• What you have to do:
Please transcribe the data below exactly. Leave the pictures out.

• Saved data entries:
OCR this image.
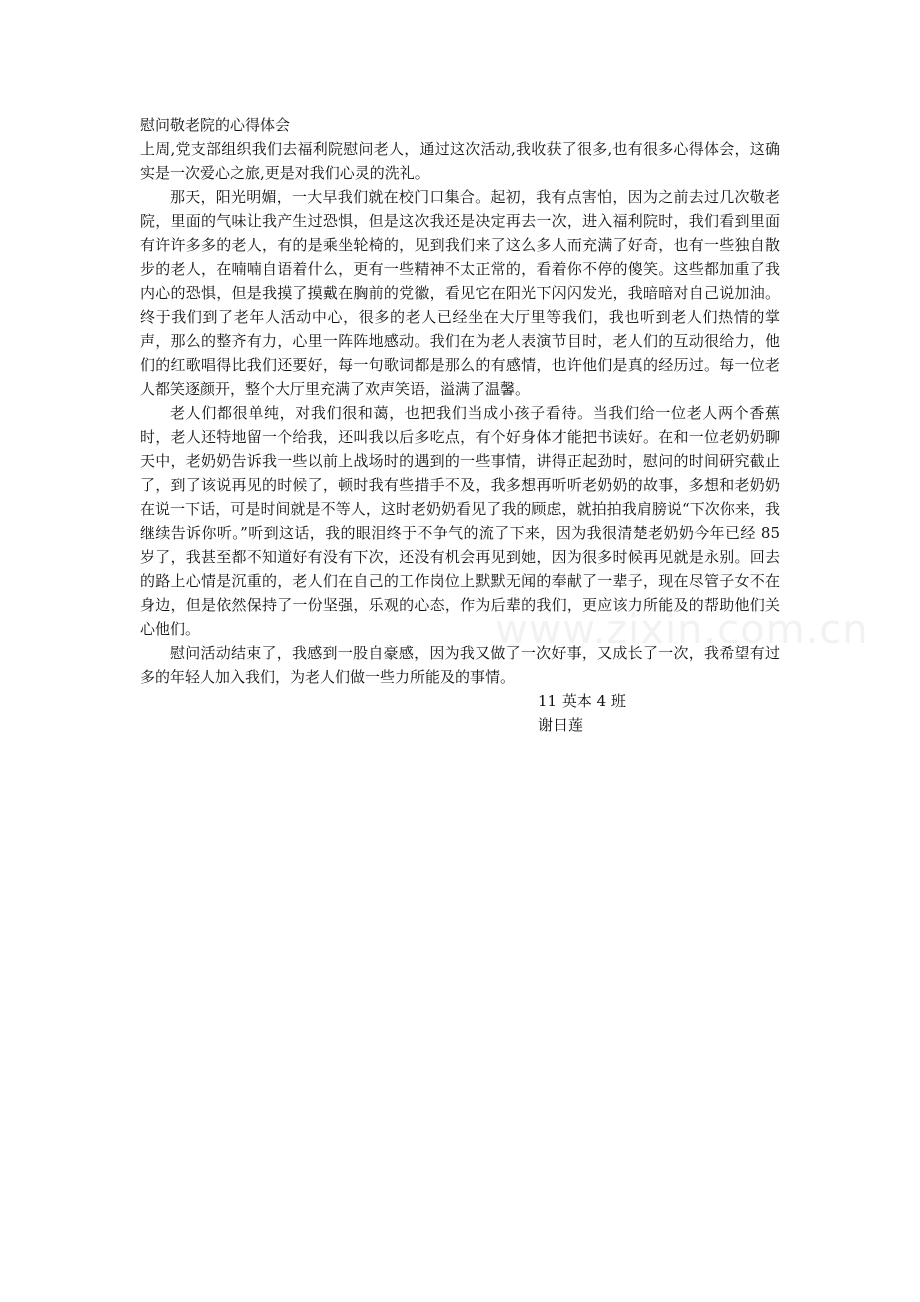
慰问敬老院的心得体会

上周,党支部组织我们去福利院慰问老人，通过这次活动,我收获了很多,也有很多心得体会，这确实是一次爱心之旅,更是对我们心灵的洗礼。

那天，阳光明媚，一大早我们就在校门口集合。起初，我有点害怕，因为之前去过几次敬老院，里面的气味让我产生过恐惧，但是这次我还是决定再去一次，进入福利院时，我们看到里面有许许多多的老人，有的是乘坐轮椅的，见到我们来了这么多人而充满了好奇，也有一些独自散步的老人，在喃喃自语着什么，更有一些精神不太正常的，看着你不停的傻笑。这些都加重了我内心的恐惧，但是我摸了摸戴在胸前的党徽，看见它在阳光下闪闪发光，我暗暗对自己说加油。终于我们到了老年人活动中心，很多的老人已经坐在大厅里等我们，我也听到老人们热情的掌声，那么的整齐有力，心里一阵阵地感动。我们在为老人表演节目时，老人们的互动很给力，他们的红歌唱得比我们还要好，每一句歌词都是那么的有感情，也许他们是真的经历过。每一位老人都笑逐颜开，整个大厅里充满了欢声笑语，溢满了温馨。

老人们都很单纯，对我们很和蔼，也把我们当成小孩子看待。当我们给一位老人两个香蕉时，老人还特地留一个给我，还叫我以后多吃点，有个好身体才能把书读好。在和一位老奶奶聊天中，老奶奶告诉我一些以前上战场时的遇到的一些事情，讲得正起劲时，慰问的时间研究截止了，到了该说再见的时候了，顿时我有些措手不及，我多想再听听老奶奶的故事，多想和老奶奶在说一下话，可是时间就是不等人，这时老奶奶看见了我的顾虑，就拍拍我肩膀说“下次你来，我继续告诉你听。”听到这话，我的眼泪终于不争气的流了下来，因为我很清楚老奶奶今年已经 85 岁了，我甚至都不知道好有没有下次，还没有机会再见到她，因为很多时候再见就是永别。回去的路上心情是沉重的，老人们在自己的工作岗位上默默无闻的奉献了一辈子，现在尽管子女不在身边，但是依然保持了一份坚强，乐观的心态，作为后辈的我们，更应该力所能及的帮助他们关心他们。

慰问活动结束了，我感到一股自豪感，因为我又做了一次好事，又成长了一次，我希望有过多的年轻人加入我们，为老人们做一些力所能及的事情。

11 英本 4 班

谢日莲

www.zixin.com.cn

• The answer:
OCR this image.
慰问敬老院的心得体会

上周,党支部组织我们去福利院慰问老人，通过这次活动,我收获了很多,也有很多心得体会，这确实是一次爱心之旅,更是对我们心灵的洗礼。

那天，阳光明媚，一大早我们就在校门口集合。起初，我有点害怕，因为之前去过几次敬老院，里面的气味让我产生过恐惧，但是这次我还是决定再去一次，进入福利院时，我们看到里面有许许多多的老人，有的是乘坐轮椅的，见到我们来了这么多人而充满了好奇，也有一些独自散步的老人，在喃喃自语着什么，更有一些精神不太正常的，看着你不停的傻笑。这些都加重了我内心的恐惧，但是我摸了摸戴在胸前的党徽，看见它在阳光下闪闪发光，我暗暗对自己说加油。终于我们到了老年人活动中心，很多的老人已经坐在大厅里等我们，我也听到老人们热情的掌声，那么的整齐有力，心里一阵阵地感动。我们在为老人表演节目时，老人们的互动很给力，他们的红歌唱得比我们还要好，每一句歌词都是那么的有感情，也许他们是真的经历过。每一位老人都笑逐颜开，整个大厅里充满了欢声笑语，溢满了温馨。

老人们都很单纯，对我们很和蔼，也把我们当成小孩子看待。当我们给一位老人两个香蕉时，老人还特地留一个给我，还叫我以后多吃点，有个好身体才能把书读好。在和一位老奶奶聊天中，老奶奶告诉我一些以前上战场时的遇到的一些事情，讲得正起劲时，慰问的时间研究截止了，到了该说再见的时候了，顿时我有些措手不及，我多想再听听老奶奶的故事，多想和老奶奶在说一下话，可是时间就是不等人，这时老奶奶看见了我的顾虑，就拍拍我肩膀说“下次你来，我继续告诉你听。”听到这话，我的眼泪终于不争气的流了下来，因为我很清楚老奶奶今年已经 85 岁了，我甚至都不知道好有没有下次，还没有机会再见到她，因为很多时候再见就是永别。回去的路上心情是沉重的，老人们在自己的工作岗位上默默无闻的奉献了一辈子，现在尽管子女不在身边，但是依然保持了一份坚强，乐观的心态，作为后辈的我们，更应该力所能及的帮助他们关心他们。

慰问活动结束了，我感到一股自豪感，因为我又做了一次好事，又成长了一次，我希望有过多的年轻人加入我们，为老人们做一些力所能及的事情。

11 英本 4 班

谢日莲

www.zixin.com.cn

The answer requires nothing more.